Excerpt from a dataset
"""

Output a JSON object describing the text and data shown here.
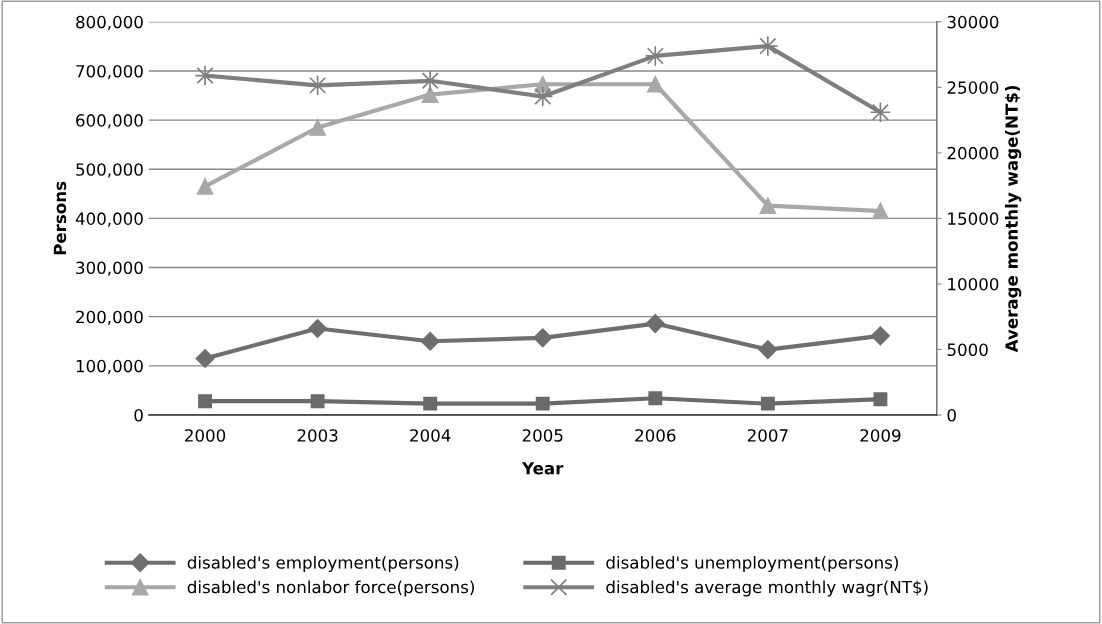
{
  "chart_data": {
    "type": "line",
    "xlabel": "Year",
    "ylabel": "Persons",
    "y2label": "Average monthly wage(NT$)",
    "categories": [
      "2000",
      "2003",
      "2004",
      "2005",
      "2006",
      "2007",
      "2009"
    ],
    "series": [
      {
        "name": "disabled's employment(persons)",
        "color": "#6e6e6e",
        "marker": "diamond",
        "values": [
          115000,
          176000,
          150000,
          157000,
          186000,
          133000,
          161000
        ]
      },
      {
        "name": "disabled's unemployment(persons)",
        "color": "#6a6a6a",
        "marker": "square",
        "values": [
          28000,
          28000,
          23000,
          23000,
          34000,
          23000,
          32000
        ]
      },
      {
        "name": "disabled's nonlabor force(persons)",
        "color": "#a8a8a8",
        "marker": "triangle",
        "values": [
          465000,
          585000,
          652000,
          673000,
          673000,
          426000,
          415000
        ]
      },
      {
        "name": "disabled's average monthly wagr(NT$)",
        "color": "#7f7f7f",
        "marker": "cross",
        "axis": "y2",
        "values": [
          25900,
          25150,
          25500,
          24300,
          27400,
          28150,
          23100
        ]
      }
    ],
    "ylim": [
      0,
      800000
    ],
    "yticks": [
      {
        "value": 0,
        "label": "0"
      },
      {
        "value": 100000,
        "label": "100,000"
      },
      {
        "value": 200000,
        "label": "200,000"
      },
      {
        "value": 300000,
        "label": "300,000"
      },
      {
        "value": 400000,
        "label": "400,000"
      },
      {
        "value": 500000,
        "label": "500,000"
      },
      {
        "value": 600000,
        "label": "600,000"
      },
      {
        "value": 700000,
        "label": "700,000"
      },
      {
        "value": 800000,
        "label": "800,000"
      }
    ],
    "y2lim": [
      0,
      30000
    ],
    "y2ticks": [
      0,
      5000,
      10000,
      15000,
      20000,
      25000,
      30000
    ],
    "grid": "y",
    "legend": "bottom"
  }
}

"""

Copy the data word for word. Pictures do not go in the copy.

### REPLY TO THE TASK
Output a JSON object describing the text and data shown here.
{
  "chart_data": {
    "type": "line",
    "xlabel": "Year",
    "ylabel": "Persons",
    "y2label": "Average monthly wage(NT$)",
    "categories": [
      "2000",
      "2003",
      "2004",
      "2005",
      "2006",
      "2007",
      "2009"
    ],
    "series": [
      {
        "name": "disabled's employment(persons)",
        "color": "#6e6e6e",
        "marker": "diamond",
        "values": [
          115000,
          176000,
          150000,
          157000,
          186000,
          133000,
          161000
        ]
      },
      {
        "name": "disabled's unemployment(persons)",
        "color": "#6a6a6a",
        "marker": "square",
        "values": [
          28000,
          28000,
          23000,
          23000,
          34000,
          23000,
          32000
        ]
      },
      {
        "name": "disabled's nonlabor force(persons)",
        "color": "#a8a8a8",
        "marker": "triangle",
        "values": [
          465000,
          585000,
          652000,
          673000,
          673000,
          426000,
          415000
        ]
      },
      {
        "name": "disabled's average monthly wagr(NT$)",
        "color": "#7f7f7f",
        "marker": "cross",
        "axis": "y2",
        "values": [
          25900,
          25150,
          25500,
          24300,
          27400,
          28150,
          23100
        ]
      }
    ],
    "ylim": [
      0,
      800000
    ],
    "yticks": [
      {
        "value": 0,
        "label": "0"
      },
      {
        "value": 100000,
        "label": "100,000"
      },
      {
        "value": 200000,
        "label": "200,000"
      },
      {
        "value": 300000,
        "label": "300,000"
      },
      {
        "value": 400000,
        "label": "400,000"
      },
      {
        "value": 500000,
        "label": "500,000"
      },
      {
        "value": 600000,
        "label": "600,000"
      },
      {
        "value": 700000,
        "label": "700,000"
      },
      {
        "value": 800000,
        "label": "800,000"
      }
    ],
    "y2lim": [
      0,
      30000
    ],
    "y2ticks": [
      0,
      5000,
      10000,
      15000,
      20000,
      25000,
      30000
    ],
    "grid": "y",
    "legend": "bottom"
  }
}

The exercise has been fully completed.